--- EXERCISE GOAL ---
Copy every line of the material below word for word.

-- BEGIN MATERIAL FOR THE TASK --

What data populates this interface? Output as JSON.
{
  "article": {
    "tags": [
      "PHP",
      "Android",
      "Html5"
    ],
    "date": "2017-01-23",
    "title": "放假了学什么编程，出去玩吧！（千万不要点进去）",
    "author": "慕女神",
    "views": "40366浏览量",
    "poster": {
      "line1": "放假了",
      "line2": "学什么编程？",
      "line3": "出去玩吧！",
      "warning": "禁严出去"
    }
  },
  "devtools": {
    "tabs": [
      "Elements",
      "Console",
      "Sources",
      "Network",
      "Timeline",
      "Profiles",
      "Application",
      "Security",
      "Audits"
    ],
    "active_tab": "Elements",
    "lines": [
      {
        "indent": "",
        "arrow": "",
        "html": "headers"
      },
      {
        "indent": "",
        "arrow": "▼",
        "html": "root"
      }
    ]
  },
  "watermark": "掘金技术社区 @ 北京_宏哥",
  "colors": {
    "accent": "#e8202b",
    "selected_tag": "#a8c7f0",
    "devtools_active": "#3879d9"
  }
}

-- END MATERIAL FOR THE TASK --

--- ANSWER TO THIS PROBLEM ---
What data populates this interface? Output as JSON.
{
  "article": {
    "tags": [
      "PHP",
      "Android",
      "Html5"
    ],
    "date": "2017-01-23",
    "title": "放假了学什么编程，出去玩吧！（千万不要点进去）",
    "author": "慕女神",
    "views": "40366浏览量",
    "poster": {
      "line1": "放假了",
      "line2": "学什么编程？",
      "line3": "出去玩吧！",
      "warning": "禁严出去"
    }
  },
  "devtools": {
    "tabs": [
      "Elements",
      "Console",
      "Sources",
      "Network",
      "Timeline",
      "Profiles",
      "Application",
      "Security",
      "Audits"
    ],
    "active_tab": "Elements",
    "lines": [
      {
        "indent": "",
        "arrow": "",
        "html": "headers"
      },
      {
        "indent": "",
        "arrow": "▼",
        "html": "root"
      }
    ]
  },
  "watermark": "掘金技术社区 @ 北京_宏哥",
  "colors": {
    "accent": "#e8202b",
    "selected_tag": "#a8c7f0",
    "devtools_active": "#3879d9"
  }
}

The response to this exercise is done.